## WORKING DATA
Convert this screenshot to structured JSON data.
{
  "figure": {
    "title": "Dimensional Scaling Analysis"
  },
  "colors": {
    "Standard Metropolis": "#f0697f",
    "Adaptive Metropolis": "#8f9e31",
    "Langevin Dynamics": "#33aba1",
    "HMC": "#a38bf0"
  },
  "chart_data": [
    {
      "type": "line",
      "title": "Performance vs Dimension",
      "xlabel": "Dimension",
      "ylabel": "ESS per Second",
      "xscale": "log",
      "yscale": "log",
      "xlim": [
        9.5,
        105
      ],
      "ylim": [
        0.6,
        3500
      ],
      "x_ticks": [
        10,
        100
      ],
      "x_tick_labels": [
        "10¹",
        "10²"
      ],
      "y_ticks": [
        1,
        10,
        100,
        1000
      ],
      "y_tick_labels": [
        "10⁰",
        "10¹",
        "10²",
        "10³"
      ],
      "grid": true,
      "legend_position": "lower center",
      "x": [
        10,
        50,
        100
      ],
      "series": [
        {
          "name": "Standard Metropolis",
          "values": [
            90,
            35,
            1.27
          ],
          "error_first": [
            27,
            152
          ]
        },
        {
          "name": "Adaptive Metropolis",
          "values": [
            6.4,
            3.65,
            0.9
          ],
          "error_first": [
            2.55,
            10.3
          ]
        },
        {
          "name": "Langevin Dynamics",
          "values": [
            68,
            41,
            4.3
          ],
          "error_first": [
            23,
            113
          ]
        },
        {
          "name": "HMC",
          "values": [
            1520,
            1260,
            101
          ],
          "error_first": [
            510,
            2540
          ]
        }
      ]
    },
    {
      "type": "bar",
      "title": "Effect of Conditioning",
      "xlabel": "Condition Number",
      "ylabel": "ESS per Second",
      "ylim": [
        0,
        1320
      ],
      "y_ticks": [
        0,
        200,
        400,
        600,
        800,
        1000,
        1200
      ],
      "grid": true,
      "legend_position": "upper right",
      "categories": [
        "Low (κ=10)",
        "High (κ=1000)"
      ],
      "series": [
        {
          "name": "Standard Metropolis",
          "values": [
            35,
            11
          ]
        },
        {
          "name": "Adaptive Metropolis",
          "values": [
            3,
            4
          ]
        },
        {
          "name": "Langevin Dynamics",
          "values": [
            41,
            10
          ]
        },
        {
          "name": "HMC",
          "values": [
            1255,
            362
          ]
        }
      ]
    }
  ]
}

## EXERCISE REQUIREMENTS
All the data must be duplicated exactly, with nothing added or removed.

## ANSWER TO THIS PROBLEM
Convert this screenshot to structured JSON data.
{
  "figure": {
    "title": "Dimensional Scaling Analysis"
  },
  "colors": {
    "Standard Metropolis": "#f0697f",
    "Adaptive Metropolis": "#8f9e31",
    "Langevin Dynamics": "#33aba1",
    "HMC": "#a38bf0"
  },
  "chart_data": [
    {
      "type": "line",
      "title": "Performance vs Dimension",
      "xlabel": "Dimension",
      "ylabel": "ESS per Second",
      "xscale": "log",
      "yscale": "log",
      "xlim": [
        9.5,
        105
      ],
      "ylim": [
        0.6,
        3500
      ],
      "x_ticks": [
        10,
        100
      ],
      "x_tick_labels": [
        "10¹",
        "10²"
      ],
      "y_ticks": [
        1,
        10,
        100,
        1000
      ],
      "y_tick_labels": [
        "10⁰",
        "10¹",
        "10²",
        "10³"
      ],
      "grid": true,
      "legend_position": "lower center",
      "x": [
        10,
        50,
        100
      ],
      "series": [
        {
          "name": "Standard Metropolis",
          "values": [
            90,
            35,
            1.27
          ],
          "error_first": [
            27,
            152
          ]
        },
        {
          "name": "Adaptive Metropolis",
          "values": [
            6.4,
            3.65,
            0.9
          ],
          "error_first": [
            2.55,
            10.3
          ]
        },
        {
          "name": "Langevin Dynamics",
          "values": [
            68,
            41,
            4.3
          ],
          "error_first": [
            23,
            113
          ]
        },
        {
          "name": "HMC",
          "values": [
            1520,
            1260,
            101
          ],
          "error_first": [
            510,
            2540
          ]
        }
      ]
    },
    {
      "type": "bar",
      "title": "Effect of Conditioning",
      "xlabel": "Condition Number",
      "ylabel": "ESS per Second",
      "ylim": [
        0,
        1320
      ],
      "y_ticks": [
        0,
        200,
        400,
        600,
        800,
        1000,
        1200
      ],
      "grid": true,
      "legend_position": "upper right",
      "categories": [
        "Low (κ=10)",
        "High (κ=1000)"
      ],
      "series": [
        {
          "name": "Standard Metropolis",
          "values": [
            35,
            11
          ]
        },
        {
          "name": "Adaptive Metropolis",
          "values": [
            3,
            4
          ]
        },
        {
          "name": "Langevin Dynamics",
          "values": [
            41,
            10
          ]
        },
        {
          "name": "HMC",
          "values": [
            1255,
            362
          ]
        }
      ]
    }
  ]
}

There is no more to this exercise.